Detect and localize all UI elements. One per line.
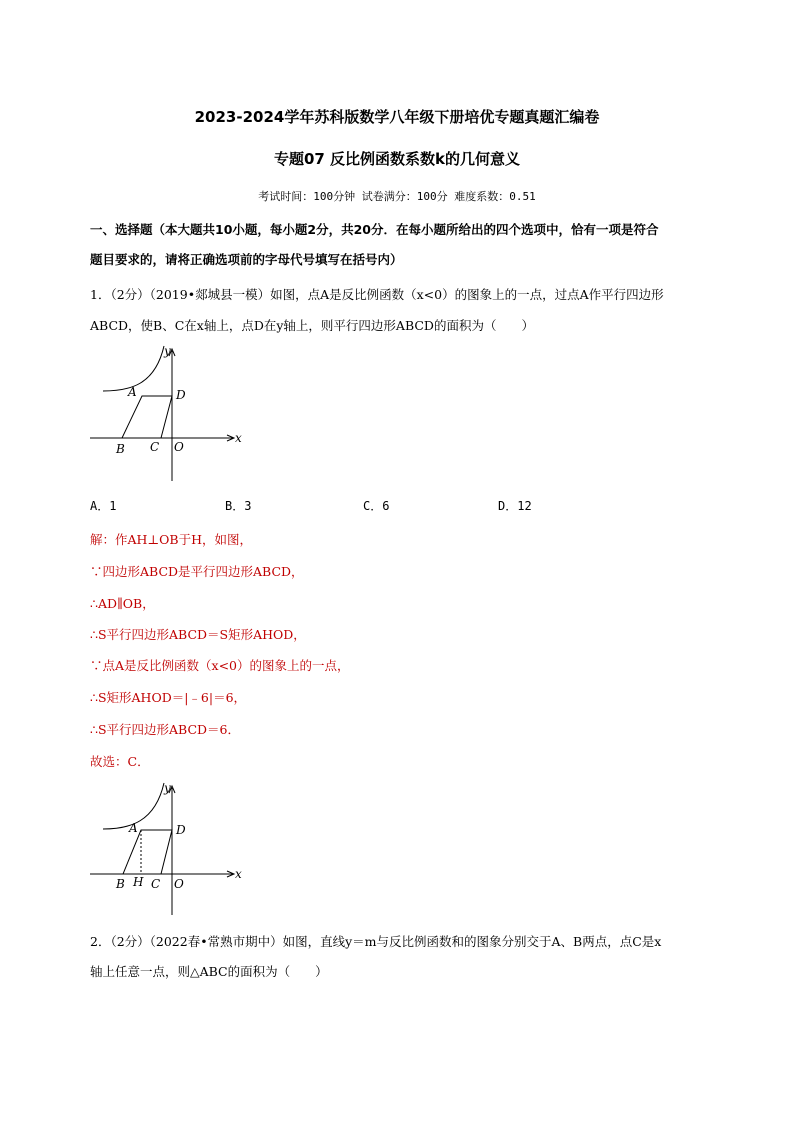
q1-solution-line2: ∵四边形ABCD是平行四边形ABCD， [90,564,304,579]
label-x: x [235,867,242,881]
q1-figure [85,343,255,483]
label-a: A [128,385,137,399]
q1-solution-line3: ∴AD∥OB， [90,596,155,611]
parallelogram-abcd [122,396,172,438]
label-c: C [151,877,161,891]
label-o: O [174,877,184,891]
q2-text-line2: 轴上任意一点，则△ABC的面积为（ ） [90,964,328,979]
q1-option-b: B．3 [225,499,252,513]
label-b: B [116,442,125,456]
q1-text-line1: 1．（2分）（2019•郯城县一模）如图，点A是反比例函数（x<0）的图象上的一点，过点A作平行四边形 [90,287,664,302]
label-b: B [116,877,125,891]
parallelogram-abcd [123,830,172,874]
q1-option-c: C．6 [363,499,390,513]
label-c: C [150,440,160,454]
page-subtitle: 专题07 反比例函数系数k的几何意义 [273,150,521,168]
q1-solution-figure [85,780,255,920]
q1-solution-line8: 故选：C． [90,754,150,769]
label-h: H [133,875,144,889]
label-y: y [164,781,171,795]
label-o: O [174,440,184,454]
q1-solution-line1: 解：作AH⊥OB于H，如图， [90,532,253,547]
label-x: x [235,431,242,445]
q1-text-line2: ABCD，使B、C在x轴上，点D在y轴上，则平行四边形ABCD的面积为（ ） [90,318,534,333]
section-heading-line1: 一、选择题（本大题共10小题，每小题2分，共20分．在每小题所给出的四个选项中，恰有一项是符合 [90,222,659,237]
q1-solution-line5: ∵点A是反比例函数（x<0）的图象上的一点， [90,658,350,673]
exam-meta: 考试时间：100分钟 试卷满分：100分 难度系数：0.51 [258,190,536,203]
q1-solution-line7: ∴S平行四边形ABCD＝6． [90,722,241,737]
q1-solution-line6: ∴S矩形AHOD＝|﹣6|＝6， [90,690,247,705]
page-title: 2023-2024学年苏科版数学八年级下册培优专题真题汇编卷 [194,108,600,126]
section-heading-line2: 题目要求的，请将正确选项前的字母代号填写在括号内） [90,252,403,267]
q2-text-line1: 2．（2分）（2022春•常熟市期中）如图，直线y＝m与反比例函数和的图象分别交于A、B两点，点C是x [90,934,662,949]
label-a: A [129,821,138,835]
q1-option-d: D．12 [498,499,532,513]
label-d: D [176,388,186,402]
label-y: y [164,344,171,358]
q1-option-a: A．1 [90,499,117,513]
q1-solution-line4: ∴S平行四边形ABCD＝S矩形AHOD， [90,627,306,642]
label-d: D [176,823,186,837]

○ ○ ○ ○ ○ ○ ○

> **THE EXERCISE**
Copy every line of the material above exactly, omitting the picture.

> **FINISHED TASK**
Detect and localize all UI elements. One per line.
q1-solution-line2: ∵四边形ABCD是平行四边形ABCD， [90,564,304,579]
label-x: x [235,867,242,881]
q1-figure [85,343,255,483]
label-a: A [128,385,137,399]
q1-solution-line3: ∴AD∥OB， [90,596,155,611]
parallelogram-abcd [122,396,172,438]
label-c: C [151,877,161,891]
label-o: O [174,877,184,891]
q2-text-line2: 轴上任意一点，则△ABC的面积为（ ） [90,964,328,979]
q1-option-b: B．3 [225,499,252,513]
label-b: B [116,442,125,456]
q1-text-line1: 1．（2分）（2019•郯城县一模）如图，点A是反比例函数（x<0）的图象上的一点，过点A作平行四边形 [90,287,664,302]
label-b: B [116,877,125,891]
parallelogram-abcd [123,830,172,874]
q1-option-c: C．6 [363,499,390,513]
label-c: C [150,440,160,454]
page-subtitle: 专题07 反比例函数系数k的几何意义 [273,150,521,168]
q1-solution-figure [85,780,255,920]
q1-solution-line8: 故选：C． [90,754,150,769]
label-h: H [133,875,144,889]
label-y: y [164,781,171,795]
label-o: O [174,440,184,454]
q1-solution-line1: 解：作AH⊥OB于H，如图， [90,532,253,547]
label-x: x [235,431,242,445]
q1-text-line2: ABCD，使B、C在x轴上，点D在y轴上，则平行四边形ABCD的面积为（ ） [90,318,534,333]
section-heading-line1: 一、选择题（本大题共10小题，每小题2分，共20分．在每小题所给出的四个选项中，恰有一项是符合 [90,222,659,237]
q1-solution-line5: ∵点A是反比例函数（x<0）的图象上的一点， [90,658,350,673]
exam-meta: 考试时间：100分钟 试卷满分：100分 难度系数：0.51 [258,190,536,203]
q1-solution-line7: ∴S平行四边形ABCD＝6． [90,722,241,737]
q1-solution-line6: ∴S矩形AHOD＝|﹣6|＝6， [90,690,247,705]
page-title: 2023-2024学年苏科版数学八年级下册培优专题真题汇编卷 [194,108,600,126]
section-heading-line2: 题目要求的，请将正确选项前的字母代号填写在括号内） [90,252,403,267]
q2-text-line1: 2．（2分）（2022春•常熟市期中）如图，直线y＝m与反比例函数和的图象分别交于A、B两点，点C是x [90,934,662,949]
label-a: A [129,821,138,835]
q1-option-d: D．12 [498,499,532,513]
label-d: D [176,388,186,402]
label-y: y [164,344,171,358]
q1-option-a: A．1 [90,499,117,513]
q1-solution-line4: ∴S平行四边形ABCD＝S矩形AHOD， [90,627,306,642]
label-d: D [176,823,186,837]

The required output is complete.